Aim of the exercise: Continue the article on managing your time as your own boss, picking up right after its final sentence.

Source:
━━━━

7 Steps to Managing Your Time Effectively


by Everett Williams

When you work a 9-5 job, your boss tells you what to do and when to do it. But when you have your own business, you're the boss! You have to decide what to do and when to do it. Here's a simple 7-step formula for making a schedule you can live with while making sure you accomplish all the tasks you need to run your business successfully.

  1. List all the tasks that you need to do this week to manage and promote your business. If you're an auction seller, you might need to buy merchandise, write descriptions, take photos, list your auctions, and make shipments. If you're a net marketer, you might need to make pay-per-click bids, post to your favorite forums, research your new ebook, and write your weekly ezine. These are just short lists, but they show the kind of tasks you might put on yours.
  2. Look at your list of tasks and see if any need to be broken down further. For example, if you make forum postings one day, you will want to check back later to see if there are any responses. These are really two separate tasks. Auction sellers need to buy merchandise. To do this, you might need to visit garage sales, attend an auction, and check the discount stores for closeouts. Make sure that your list doesn't have two or more jobs lumped together as one.

━━━━

Given information:

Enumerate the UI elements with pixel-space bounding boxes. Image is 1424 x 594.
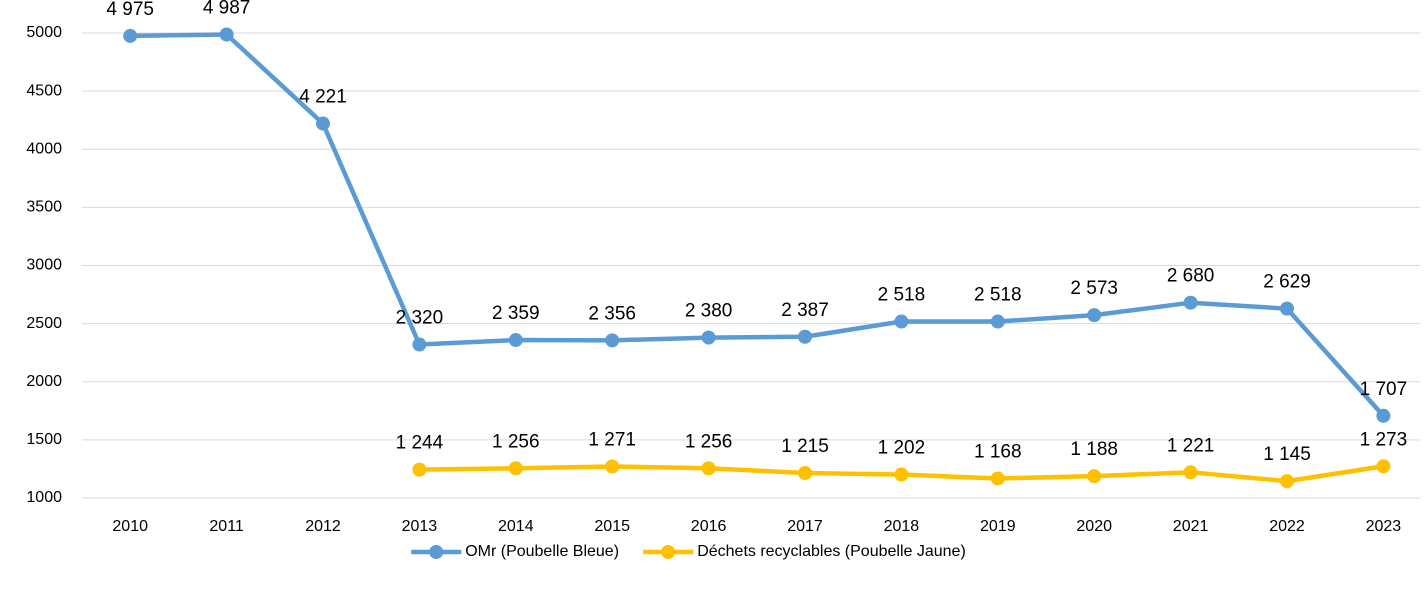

━━━━

Result for this exercise:
  3. Now take your task list and check any items that need to be done more than once. Then write down how often you need to do that task. Auction sellers might list auctions on Thursday and Sunday. That is two jobs, not one. Net marketers might write an ebook chapter each day. In that case, each chapter is another task for your list.
  4. Next, mark down any tasks that have to be done on a particular day. Many auction sellers go to garage sales and auctions to find merchandise. These are often on Saturdays. Many ezine writers like to send their ezines out on Fridays. The more jobs like this you have, the less flexibility you have in making your final schedule.
  5. Here's the fun part. Take your calendar or schedule and write in the tasks that have to be done on certain days. Then look at the rest of your list and divide the jobs up as evenly as you can among the days that you plan to work. Make sure you take into account the amount of time and the amount of effort each job takes. If you know that putting together your ezine wipes you out, don't try to do another tough job that day. If you want to schedule another task or two that day, make it something that's easier for you, such as website maintenance.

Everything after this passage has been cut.